> **Work to complete**
Gather all lines in the data that hold the string "this".
============
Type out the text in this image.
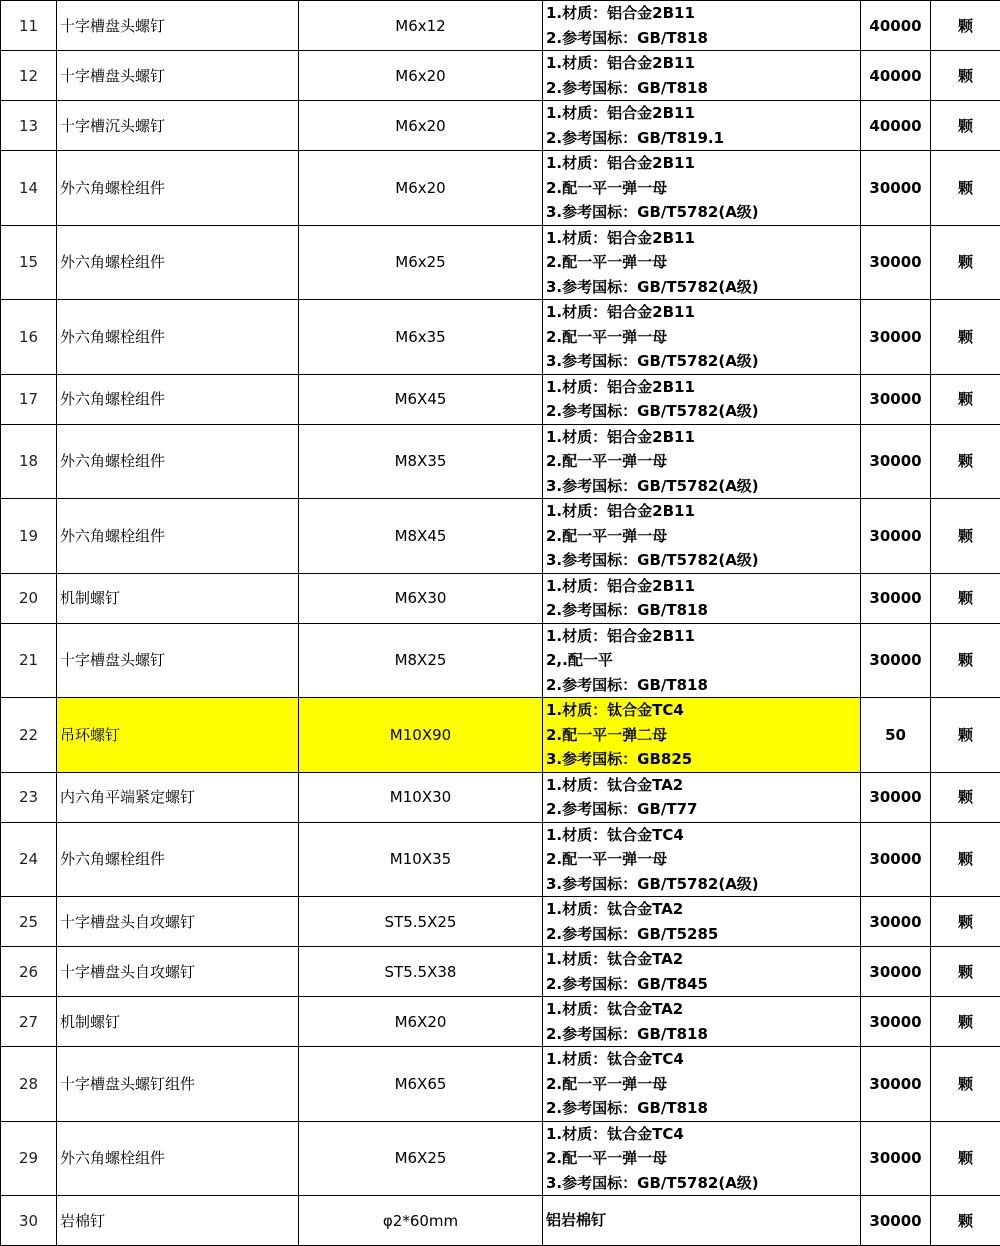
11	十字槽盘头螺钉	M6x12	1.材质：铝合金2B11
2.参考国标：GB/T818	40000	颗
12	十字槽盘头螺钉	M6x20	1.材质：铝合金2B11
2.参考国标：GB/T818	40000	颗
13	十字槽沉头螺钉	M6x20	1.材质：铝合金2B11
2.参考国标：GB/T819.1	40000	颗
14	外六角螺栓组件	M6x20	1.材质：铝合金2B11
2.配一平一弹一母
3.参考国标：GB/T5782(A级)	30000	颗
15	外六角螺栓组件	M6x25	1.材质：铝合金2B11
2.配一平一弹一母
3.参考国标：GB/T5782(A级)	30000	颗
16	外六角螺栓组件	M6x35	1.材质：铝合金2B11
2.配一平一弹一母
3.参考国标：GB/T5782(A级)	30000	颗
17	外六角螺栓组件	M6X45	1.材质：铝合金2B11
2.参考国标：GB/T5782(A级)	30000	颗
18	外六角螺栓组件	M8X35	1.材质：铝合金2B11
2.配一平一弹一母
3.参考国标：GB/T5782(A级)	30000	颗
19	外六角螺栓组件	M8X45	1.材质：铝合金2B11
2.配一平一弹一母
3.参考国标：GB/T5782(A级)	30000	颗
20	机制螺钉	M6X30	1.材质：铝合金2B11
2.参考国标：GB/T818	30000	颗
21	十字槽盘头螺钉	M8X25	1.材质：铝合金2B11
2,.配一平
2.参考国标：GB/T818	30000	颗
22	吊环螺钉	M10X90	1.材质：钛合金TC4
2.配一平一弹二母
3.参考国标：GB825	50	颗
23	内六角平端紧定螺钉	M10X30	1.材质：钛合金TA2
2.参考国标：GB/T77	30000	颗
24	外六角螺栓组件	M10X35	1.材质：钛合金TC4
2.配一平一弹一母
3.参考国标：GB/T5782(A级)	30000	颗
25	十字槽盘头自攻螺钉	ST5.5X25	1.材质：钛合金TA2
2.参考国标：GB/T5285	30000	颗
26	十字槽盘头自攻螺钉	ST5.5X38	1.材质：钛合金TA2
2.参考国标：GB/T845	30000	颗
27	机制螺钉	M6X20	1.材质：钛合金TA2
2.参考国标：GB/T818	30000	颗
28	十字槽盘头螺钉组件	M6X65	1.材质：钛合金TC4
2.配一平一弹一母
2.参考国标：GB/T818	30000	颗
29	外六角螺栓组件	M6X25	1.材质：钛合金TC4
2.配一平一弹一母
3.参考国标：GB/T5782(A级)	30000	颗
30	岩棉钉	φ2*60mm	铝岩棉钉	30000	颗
============
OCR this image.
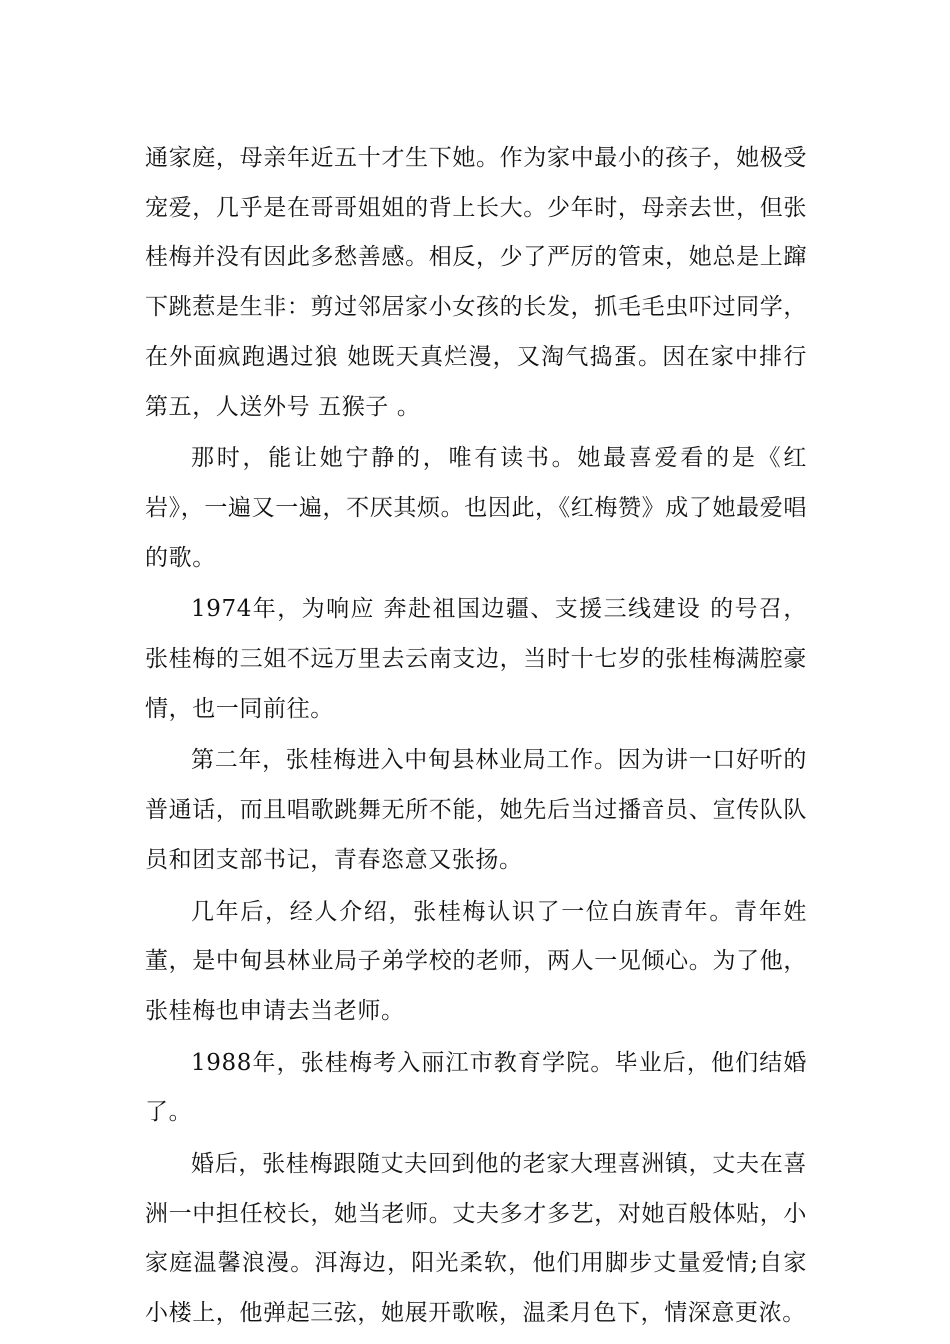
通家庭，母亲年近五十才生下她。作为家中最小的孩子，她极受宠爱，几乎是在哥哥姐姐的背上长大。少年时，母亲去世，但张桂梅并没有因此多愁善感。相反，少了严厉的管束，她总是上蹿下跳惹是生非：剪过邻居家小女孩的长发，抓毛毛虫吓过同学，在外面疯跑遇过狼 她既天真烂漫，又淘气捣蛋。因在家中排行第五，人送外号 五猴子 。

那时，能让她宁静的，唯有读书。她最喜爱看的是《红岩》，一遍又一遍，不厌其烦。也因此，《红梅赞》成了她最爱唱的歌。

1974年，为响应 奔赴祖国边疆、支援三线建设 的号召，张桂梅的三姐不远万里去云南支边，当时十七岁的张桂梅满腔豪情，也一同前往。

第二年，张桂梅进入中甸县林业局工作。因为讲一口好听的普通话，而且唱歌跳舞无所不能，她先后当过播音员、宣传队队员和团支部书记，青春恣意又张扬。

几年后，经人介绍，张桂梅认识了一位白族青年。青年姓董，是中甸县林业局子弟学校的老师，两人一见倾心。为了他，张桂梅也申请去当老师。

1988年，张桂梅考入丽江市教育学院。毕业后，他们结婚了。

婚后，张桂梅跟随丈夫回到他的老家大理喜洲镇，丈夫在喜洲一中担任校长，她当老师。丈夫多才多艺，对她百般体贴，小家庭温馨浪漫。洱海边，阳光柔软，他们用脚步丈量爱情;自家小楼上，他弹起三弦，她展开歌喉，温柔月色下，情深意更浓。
============
> **The result**
Type out the text in this image.
OCR this image.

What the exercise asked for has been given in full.